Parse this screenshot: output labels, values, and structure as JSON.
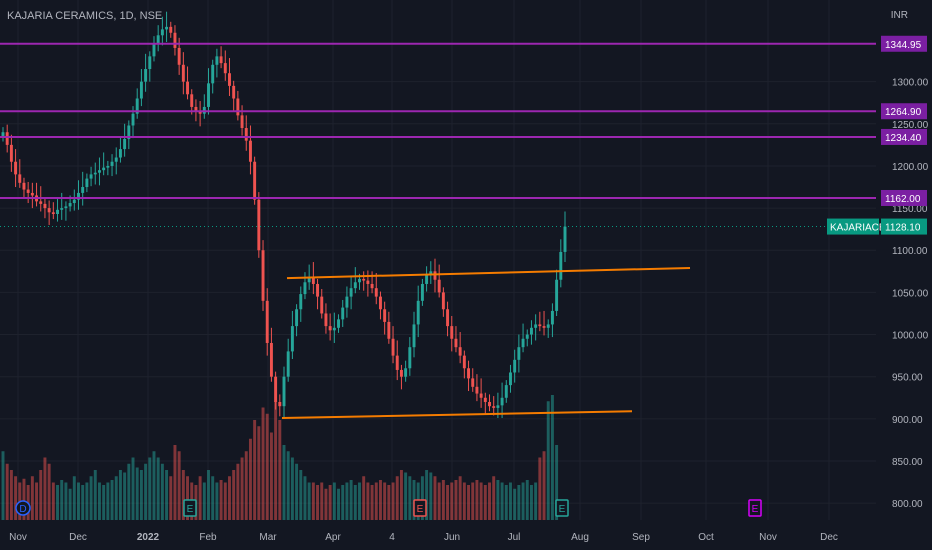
{
  "header": {
    "symbol_title": "KAJARIA CERAMICS, 1D, NSE",
    "currency": "INR"
  },
  "chart_data": {
    "type": "candlestick",
    "title": "KAJARIA CERAMICS, 1D, NSE",
    "ylim": [
      780,
      1385
    ],
    "y_ticks": [
      "800.00",
      "850.00",
      "900.00",
      "950.00",
      "1000.00",
      "1050.00",
      "1100.00",
      "1150.00",
      "1200.00",
      "1250.00",
      "1300.00"
    ],
    "x_ticks": [
      "Nov",
      "Dec",
      "2022",
      "Feb",
      "Mar",
      "Apr",
      "4",
      "Jun",
      "Jul",
      "Aug",
      "Sep",
      "Oct",
      "Nov",
      "Dec"
    ],
    "horizontal_levels": [
      {
        "value": 1344.95,
        "label": "1344.95"
      },
      {
        "value": 1264.9,
        "label": "1264.90"
      },
      {
        "value": 1234.4,
        "label": "1234.40"
      },
      {
        "value": 1162.0,
        "label": "1162.00"
      }
    ],
    "last_price": {
      "ticker": "KAJARIACER",
      "value": 1128.1,
      "label": "1128.10"
    },
    "trendlines": [
      {
        "from": [
          "2022-03-13",
          1067
        ],
        "to": [
          "2022-09-20",
          1079
        ]
      },
      {
        "from": [
          "2022-03-07",
          901
        ],
        "to": [
          "2022-08-15",
          909
        ]
      }
    ],
    "series": [
      {
        "name": "price",
        "values": [
          1240,
          1225,
          1205,
          1190,
          1180,
          1172,
          1168,
          1165,
          1158,
          1155,
          1150,
          1145,
          1143,
          1148,
          1150,
          1152,
          1156,
          1160,
          1168,
          1175,
          1185,
          1190,
          1192,
          1195,
          1198,
          1200,
          1205,
          1210,
          1220,
          1232,
          1248,
          1262,
          1280,
          1300,
          1315,
          1330,
          1345,
          1355,
          1362,
          1365,
          1358,
          1340,
          1320,
          1300,
          1285,
          1270,
          1265,
          1262,
          1270,
          1298,
          1320,
          1330,
          1322,
          1310,
          1295,
          1280,
          1260,
          1245,
          1230,
          1205,
          1160,
          1100,
          1040,
          990,
          950,
          920,
          915,
          950,
          980,
          1010,
          1030,
          1048,
          1062,
          1068,
          1060,
          1045,
          1025,
          1010,
          1005,
          1008,
          1018,
          1032,
          1045,
          1055,
          1062,
          1066,
          1064,
          1060,
          1055,
          1045,
          1030,
          1015,
          995,
          975,
          958,
          950,
          960,
          985,
          1012,
          1040,
          1060,
          1072,
          1075,
          1065,
          1050,
          1030,
          1010,
          995,
          985,
          975,
          960,
          948,
          938,
          930,
          925,
          920,
          915,
          913,
          916,
          925,
          940,
          955,
          970,
          985,
          995,
          1000,
          1008,
          1012,
          1010,
          1008,
          1012,
          1028,
          1065,
          1098,
          1128
        ]
      },
      {
        "name": "volume",
        "values": [
          0.55,
          0.45,
          0.4,
          0.35,
          0.3,
          0.33,
          0.28,
          0.35,
          0.3,
          0.4,
          0.5,
          0.45,
          0.3,
          0.28,
          0.32,
          0.3,
          0.25,
          0.35,
          0.3,
          0.28,
          0.3,
          0.35,
          0.4,
          0.3,
          0.28,
          0.3,
          0.32,
          0.35,
          0.4,
          0.38,
          0.45,
          0.5,
          0.42,
          0.4,
          0.45,
          0.5,
          0.55,
          0.5,
          0.45,
          0.4,
          0.35,
          0.6,
          0.55,
          0.4,
          0.35,
          0.3,
          0.28,
          0.35,
          0.3,
          0.4,
          0.35,
          0.3,
          0.32,
          0.3,
          0.35,
          0.4,
          0.45,
          0.5,
          0.55,
          0.65,
          0.8,
          0.75,
          0.9,
          0.85,
          0.7,
          0.95,
          0.8,
          0.6,
          0.55,
          0.5,
          0.45,
          0.4,
          0.35,
          0.3,
          0.3,
          0.28,
          0.3,
          0.25,
          0.28,
          0.3,
          0.25,
          0.28,
          0.3,
          0.32,
          0.28,
          0.3,
          0.35,
          0.3,
          0.28,
          0.3,
          0.32,
          0.3,
          0.28,
          0.3,
          0.35,
          0.4,
          0.38,
          0.35,
          0.32,
          0.3,
          0.35,
          0.4,
          0.38,
          0.35,
          0.3,
          0.32,
          0.28,
          0.3,
          0.32,
          0.35,
          0.3,
          0.28,
          0.3,
          0.32,
          0.3,
          0.28,
          0.3,
          0.35,
          0.32,
          0.3,
          0.28,
          0.3,
          0.25,
          0.28,
          0.3,
          0.32,
          0.28,
          0.3,
          0.5,
          0.55,
          0.95,
          1.0,
          0.6
        ]
      }
    ],
    "events": [
      {
        "label": "D",
        "date": "2021-11-01",
        "kind": "dividend"
      },
      {
        "label": "E",
        "date": "2022-01-24",
        "kind": "earnings"
      },
      {
        "label": "E",
        "date": "2022-05-20",
        "kind": "earnings"
      },
      {
        "label": "E",
        "date": "2022-07-20",
        "kind": "earnings"
      },
      {
        "label": "E",
        "date": "2022-10-20",
        "kind": "earnings-upcoming"
      }
    ],
    "colors": {
      "up": "#26a69a",
      "down": "#ef5350",
      "level": "#9c27b0",
      "trendline": "#f57c00",
      "grid": "#1e222d",
      "text": "#b2b5be",
      "last_price": "#089981"
    }
  }
}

[YOUR INSTRUCTIONS]:
Take the data above and repeat it exactly, leaving each picture out.

[SOLVED EXERCISE]:
Parse this screenshot: output labels, values, and structure as JSON.
{
  "header": {
    "symbol_title": "KAJARIA CERAMICS, 1D, NSE",
    "currency": "INR"
  },
  "chart_data": {
    "type": "candlestick",
    "title": "KAJARIA CERAMICS, 1D, NSE",
    "ylim": [
      780,
      1385
    ],
    "y_ticks": [
      "800.00",
      "850.00",
      "900.00",
      "950.00",
      "1000.00",
      "1050.00",
      "1100.00",
      "1150.00",
      "1200.00",
      "1250.00",
      "1300.00"
    ],
    "x_ticks": [
      "Nov",
      "Dec",
      "2022",
      "Feb",
      "Mar",
      "Apr",
      "4",
      "Jun",
      "Jul",
      "Aug",
      "Sep",
      "Oct",
      "Nov",
      "Dec"
    ],
    "horizontal_levels": [
      {
        "value": 1344.95,
        "label": "1344.95"
      },
      {
        "value": 1264.9,
        "label": "1264.90"
      },
      {
        "value": 1234.4,
        "label": "1234.40"
      },
      {
        "value": 1162.0,
        "label": "1162.00"
      }
    ],
    "last_price": {
      "ticker": "KAJARIACER",
      "value": 1128.1,
      "label": "1128.10"
    },
    "trendlines": [
      {
        "from": [
          "2022-03-13",
          1067
        ],
        "to": [
          "2022-09-20",
          1079
        ]
      },
      {
        "from": [
          "2022-03-07",
          901
        ],
        "to": [
          "2022-08-15",
          909
        ]
      }
    ],
    "series": [
      {
        "name": "price",
        "values": [
          1240,
          1225,
          1205,
          1190,
          1180,
          1172,
          1168,
          1165,
          1158,
          1155,
          1150,
          1145,
          1143,
          1148,
          1150,
          1152,
          1156,
          1160,
          1168,
          1175,
          1185,
          1190,
          1192,
          1195,
          1198,
          1200,
          1205,
          1210,
          1220,
          1232,
          1248,
          1262,
          1280,
          1300,
          1315,
          1330,
          1345,
          1355,
          1362,
          1365,
          1358,
          1340,
          1320,
          1300,
          1285,
          1270,
          1265,
          1262,
          1270,
          1298,
          1320,
          1330,
          1322,
          1310,
          1295,
          1280,
          1260,
          1245,
          1230,
          1205,
          1160,
          1100,
          1040,
          990,
          950,
          920,
          915,
          950,
          980,
          1010,
          1030,
          1048,
          1062,
          1068,
          1060,
          1045,
          1025,
          1010,
          1005,
          1008,
          1018,
          1032,
          1045,
          1055,
          1062,
          1066,
          1064,
          1060,
          1055,
          1045,
          1030,
          1015,
          995,
          975,
          958,
          950,
          960,
          985,
          1012,
          1040,
          1060,
          1072,
          1075,
          1065,
          1050,
          1030,
          1010,
          995,
          985,
          975,
          960,
          948,
          938,
          930,
          925,
          920,
          915,
          913,
          916,
          925,
          940,
          955,
          970,
          985,
          995,
          1000,
          1008,
          1012,
          1010,
          1008,
          1012,
          1028,
          1065,
          1098,
          1128
        ]
      },
      {
        "name": "volume",
        "values": [
          0.55,
          0.45,
          0.4,
          0.35,
          0.3,
          0.33,
          0.28,
          0.35,
          0.3,
          0.4,
          0.5,
          0.45,
          0.3,
          0.28,
          0.32,
          0.3,
          0.25,
          0.35,
          0.3,
          0.28,
          0.3,
          0.35,
          0.4,
          0.3,
          0.28,
          0.3,
          0.32,
          0.35,
          0.4,
          0.38,
          0.45,
          0.5,
          0.42,
          0.4,
          0.45,
          0.5,
          0.55,
          0.5,
          0.45,
          0.4,
          0.35,
          0.6,
          0.55,
          0.4,
          0.35,
          0.3,
          0.28,
          0.35,
          0.3,
          0.4,
          0.35,
          0.3,
          0.32,
          0.3,
          0.35,
          0.4,
          0.45,
          0.5,
          0.55,
          0.65,
          0.8,
          0.75,
          0.9,
          0.85,
          0.7,
          0.95,
          0.8,
          0.6,
          0.55,
          0.5,
          0.45,
          0.4,
          0.35,
          0.3,
          0.3,
          0.28,
          0.3,
          0.25,
          0.28,
          0.3,
          0.25,
          0.28,
          0.3,
          0.32,
          0.28,
          0.3,
          0.35,
          0.3,
          0.28,
          0.3,
          0.32,
          0.3,
          0.28,
          0.3,
          0.35,
          0.4,
          0.38,
          0.35,
          0.32,
          0.3,
          0.35,
          0.4,
          0.38,
          0.35,
          0.3,
          0.32,
          0.28,
          0.3,
          0.32,
          0.35,
          0.3,
          0.28,
          0.3,
          0.32,
          0.3,
          0.28,
          0.3,
          0.35,
          0.32,
          0.3,
          0.28,
          0.3,
          0.25,
          0.28,
          0.3,
          0.32,
          0.28,
          0.3,
          0.5,
          0.55,
          0.95,
          1.0,
          0.6
        ]
      }
    ],
    "events": [
      {
        "label": "D",
        "date": "2021-11-01",
        "kind": "dividend"
      },
      {
        "label": "E",
        "date": "2022-01-24",
        "kind": "earnings"
      },
      {
        "label": "E",
        "date": "2022-05-20",
        "kind": "earnings"
      },
      {
        "label": "E",
        "date": "2022-07-20",
        "kind": "earnings"
      },
      {
        "label": "E",
        "date": "2022-10-20",
        "kind": "earnings-upcoming"
      }
    ],
    "colors": {
      "up": "#26a69a",
      "down": "#ef5350",
      "level": "#9c27b0",
      "trendline": "#f57c00",
      "grid": "#1e222d",
      "text": "#b2b5be",
      "last_price": "#089981"
    }
  }
}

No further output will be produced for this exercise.